— Start DATA PROVIDED —
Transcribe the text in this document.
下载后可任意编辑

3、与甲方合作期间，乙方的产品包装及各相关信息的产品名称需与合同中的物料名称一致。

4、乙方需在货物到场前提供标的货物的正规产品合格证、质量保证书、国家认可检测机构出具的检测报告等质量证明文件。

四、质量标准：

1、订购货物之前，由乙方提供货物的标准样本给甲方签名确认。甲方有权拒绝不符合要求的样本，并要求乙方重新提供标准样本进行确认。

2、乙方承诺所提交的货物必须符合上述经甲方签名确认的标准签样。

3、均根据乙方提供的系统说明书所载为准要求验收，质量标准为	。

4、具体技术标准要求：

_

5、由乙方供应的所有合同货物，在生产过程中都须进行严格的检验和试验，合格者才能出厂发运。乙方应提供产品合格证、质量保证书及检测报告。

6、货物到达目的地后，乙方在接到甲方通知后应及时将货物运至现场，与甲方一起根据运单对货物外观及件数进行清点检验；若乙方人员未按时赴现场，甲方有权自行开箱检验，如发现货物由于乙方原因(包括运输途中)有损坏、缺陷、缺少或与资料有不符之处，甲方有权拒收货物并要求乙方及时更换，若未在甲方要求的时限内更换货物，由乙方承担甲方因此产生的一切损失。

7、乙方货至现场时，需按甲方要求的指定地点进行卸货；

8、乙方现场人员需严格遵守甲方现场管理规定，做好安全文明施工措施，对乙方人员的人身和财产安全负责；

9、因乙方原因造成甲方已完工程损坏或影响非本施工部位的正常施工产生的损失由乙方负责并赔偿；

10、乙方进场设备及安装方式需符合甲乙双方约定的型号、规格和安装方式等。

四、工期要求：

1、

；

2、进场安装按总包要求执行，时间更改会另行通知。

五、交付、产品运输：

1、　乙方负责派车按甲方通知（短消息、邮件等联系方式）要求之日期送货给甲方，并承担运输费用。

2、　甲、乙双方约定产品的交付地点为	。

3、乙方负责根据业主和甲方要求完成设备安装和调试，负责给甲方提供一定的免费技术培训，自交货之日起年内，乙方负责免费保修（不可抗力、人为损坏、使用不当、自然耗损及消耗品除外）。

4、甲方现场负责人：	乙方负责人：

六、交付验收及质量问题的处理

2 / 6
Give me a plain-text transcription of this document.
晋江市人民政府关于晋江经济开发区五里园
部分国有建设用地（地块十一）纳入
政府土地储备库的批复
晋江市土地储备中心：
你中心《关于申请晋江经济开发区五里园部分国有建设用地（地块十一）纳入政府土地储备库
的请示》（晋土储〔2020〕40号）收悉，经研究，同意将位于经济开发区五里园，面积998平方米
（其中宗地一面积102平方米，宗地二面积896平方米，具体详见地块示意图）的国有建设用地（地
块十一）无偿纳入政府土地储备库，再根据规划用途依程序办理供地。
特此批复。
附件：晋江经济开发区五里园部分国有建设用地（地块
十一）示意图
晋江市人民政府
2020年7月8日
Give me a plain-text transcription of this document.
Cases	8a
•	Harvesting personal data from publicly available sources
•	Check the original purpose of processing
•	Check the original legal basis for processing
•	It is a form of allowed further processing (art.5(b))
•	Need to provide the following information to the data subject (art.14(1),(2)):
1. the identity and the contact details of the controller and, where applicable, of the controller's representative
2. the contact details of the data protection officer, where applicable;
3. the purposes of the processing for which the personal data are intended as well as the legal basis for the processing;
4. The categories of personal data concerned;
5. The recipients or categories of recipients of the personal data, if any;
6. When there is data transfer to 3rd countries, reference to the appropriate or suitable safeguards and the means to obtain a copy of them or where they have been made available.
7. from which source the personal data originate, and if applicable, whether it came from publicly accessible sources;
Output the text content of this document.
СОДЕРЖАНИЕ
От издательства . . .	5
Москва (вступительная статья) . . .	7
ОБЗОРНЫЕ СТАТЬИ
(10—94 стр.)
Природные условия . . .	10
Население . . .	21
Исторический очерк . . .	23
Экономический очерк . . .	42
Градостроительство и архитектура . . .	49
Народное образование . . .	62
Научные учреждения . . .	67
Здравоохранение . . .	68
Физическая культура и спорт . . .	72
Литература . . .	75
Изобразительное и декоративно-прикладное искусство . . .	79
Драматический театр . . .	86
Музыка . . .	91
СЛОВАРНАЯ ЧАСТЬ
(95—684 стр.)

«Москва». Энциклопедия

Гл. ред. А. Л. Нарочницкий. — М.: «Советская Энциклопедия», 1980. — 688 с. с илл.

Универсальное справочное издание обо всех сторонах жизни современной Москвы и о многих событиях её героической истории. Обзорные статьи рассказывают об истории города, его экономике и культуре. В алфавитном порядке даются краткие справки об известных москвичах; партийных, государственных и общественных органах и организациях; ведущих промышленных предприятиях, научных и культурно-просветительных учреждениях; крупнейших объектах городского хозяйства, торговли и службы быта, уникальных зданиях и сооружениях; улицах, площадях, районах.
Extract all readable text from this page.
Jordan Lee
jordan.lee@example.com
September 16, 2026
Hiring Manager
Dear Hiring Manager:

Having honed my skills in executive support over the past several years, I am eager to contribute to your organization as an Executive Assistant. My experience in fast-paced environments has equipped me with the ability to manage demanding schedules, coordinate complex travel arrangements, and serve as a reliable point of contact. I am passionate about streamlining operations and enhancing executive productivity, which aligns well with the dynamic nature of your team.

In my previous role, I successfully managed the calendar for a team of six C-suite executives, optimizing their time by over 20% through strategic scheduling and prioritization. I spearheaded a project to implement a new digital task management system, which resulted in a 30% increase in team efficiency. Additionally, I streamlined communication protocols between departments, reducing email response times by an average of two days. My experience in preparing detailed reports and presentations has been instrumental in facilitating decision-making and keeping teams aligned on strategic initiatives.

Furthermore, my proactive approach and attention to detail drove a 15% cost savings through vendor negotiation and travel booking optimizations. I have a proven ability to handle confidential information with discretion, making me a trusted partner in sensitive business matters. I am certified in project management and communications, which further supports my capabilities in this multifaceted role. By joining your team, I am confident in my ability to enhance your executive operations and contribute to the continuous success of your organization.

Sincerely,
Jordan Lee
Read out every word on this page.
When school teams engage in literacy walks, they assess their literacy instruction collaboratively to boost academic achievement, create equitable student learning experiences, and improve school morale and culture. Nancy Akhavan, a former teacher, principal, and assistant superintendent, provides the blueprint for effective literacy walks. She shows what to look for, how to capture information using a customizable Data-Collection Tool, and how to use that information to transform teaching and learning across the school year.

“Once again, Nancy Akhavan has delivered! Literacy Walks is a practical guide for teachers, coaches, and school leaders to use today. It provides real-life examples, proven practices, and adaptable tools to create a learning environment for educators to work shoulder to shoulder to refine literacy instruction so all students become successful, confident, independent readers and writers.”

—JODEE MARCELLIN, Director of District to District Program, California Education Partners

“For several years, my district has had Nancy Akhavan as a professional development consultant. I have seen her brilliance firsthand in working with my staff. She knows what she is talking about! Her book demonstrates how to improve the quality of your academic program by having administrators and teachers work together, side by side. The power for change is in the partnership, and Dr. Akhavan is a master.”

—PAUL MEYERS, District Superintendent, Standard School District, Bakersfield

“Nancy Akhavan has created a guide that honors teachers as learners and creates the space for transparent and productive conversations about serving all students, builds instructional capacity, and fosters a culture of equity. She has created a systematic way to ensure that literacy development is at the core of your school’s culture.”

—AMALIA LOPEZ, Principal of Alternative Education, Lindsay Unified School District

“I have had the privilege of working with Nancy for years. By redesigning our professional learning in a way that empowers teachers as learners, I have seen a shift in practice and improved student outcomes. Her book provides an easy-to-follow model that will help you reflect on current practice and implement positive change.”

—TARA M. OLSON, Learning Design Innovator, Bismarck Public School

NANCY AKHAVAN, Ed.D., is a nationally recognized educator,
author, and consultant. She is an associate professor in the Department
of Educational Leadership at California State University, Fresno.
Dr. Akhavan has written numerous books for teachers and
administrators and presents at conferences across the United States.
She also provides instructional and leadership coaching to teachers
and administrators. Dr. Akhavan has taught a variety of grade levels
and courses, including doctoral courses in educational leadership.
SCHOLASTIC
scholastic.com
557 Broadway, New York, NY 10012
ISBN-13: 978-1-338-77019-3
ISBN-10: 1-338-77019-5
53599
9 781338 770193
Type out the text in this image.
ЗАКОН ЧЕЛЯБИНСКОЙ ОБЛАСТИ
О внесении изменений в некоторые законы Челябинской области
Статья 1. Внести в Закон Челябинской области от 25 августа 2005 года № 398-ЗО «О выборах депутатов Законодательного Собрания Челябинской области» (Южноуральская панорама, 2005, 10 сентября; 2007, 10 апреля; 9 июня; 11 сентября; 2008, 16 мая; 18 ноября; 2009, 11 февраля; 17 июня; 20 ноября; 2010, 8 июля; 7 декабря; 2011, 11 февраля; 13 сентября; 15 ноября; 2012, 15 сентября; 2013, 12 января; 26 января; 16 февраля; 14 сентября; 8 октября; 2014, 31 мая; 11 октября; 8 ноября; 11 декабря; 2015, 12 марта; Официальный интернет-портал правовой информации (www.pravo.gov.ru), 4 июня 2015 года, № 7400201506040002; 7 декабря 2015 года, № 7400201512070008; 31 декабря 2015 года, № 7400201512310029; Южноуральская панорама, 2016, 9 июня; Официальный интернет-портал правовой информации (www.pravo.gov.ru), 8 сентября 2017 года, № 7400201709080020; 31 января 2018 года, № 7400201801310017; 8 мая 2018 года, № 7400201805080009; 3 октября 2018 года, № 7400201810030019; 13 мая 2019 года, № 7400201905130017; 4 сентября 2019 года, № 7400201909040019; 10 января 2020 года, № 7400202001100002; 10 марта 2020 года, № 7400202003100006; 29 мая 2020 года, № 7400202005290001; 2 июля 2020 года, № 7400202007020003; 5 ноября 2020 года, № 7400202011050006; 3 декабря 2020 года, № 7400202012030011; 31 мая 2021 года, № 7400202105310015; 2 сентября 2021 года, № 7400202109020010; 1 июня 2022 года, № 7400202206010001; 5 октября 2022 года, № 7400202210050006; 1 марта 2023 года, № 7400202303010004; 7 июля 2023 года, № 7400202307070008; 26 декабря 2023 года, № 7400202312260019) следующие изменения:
— End DATA PROVIDED —
TASK DESCRIPTION: Copy each line containing the word "operations" from the data.

RESPONSE TO THIS EXERCISE:
Having honed my skills in executive support over the past several years, I am eager to contribute to your organization as an Executive Assistant. My experience in fast-paced environments has equipped me with the ability to manage demanding schedules, coordinate complex travel arrangements, and serve as a reliable point of contact. I am passionate about streamlining operations and enhancing executive productivity, which aligns well with the dynamic nature of your team.
Furthermore, my proactive approach and attention to detail drove a 15% cost savings through vendor negotiation and travel booking optimizations. I have a proven ability to handle confidential information with discretion, making me a trusted partner in sensitive business matters. I am certified in project management and communications, which further supports my capabilities in this multifaceted role. By joining your team, I am confident in my ability to enhance your executive operations and contribute to the continuous success of your organization.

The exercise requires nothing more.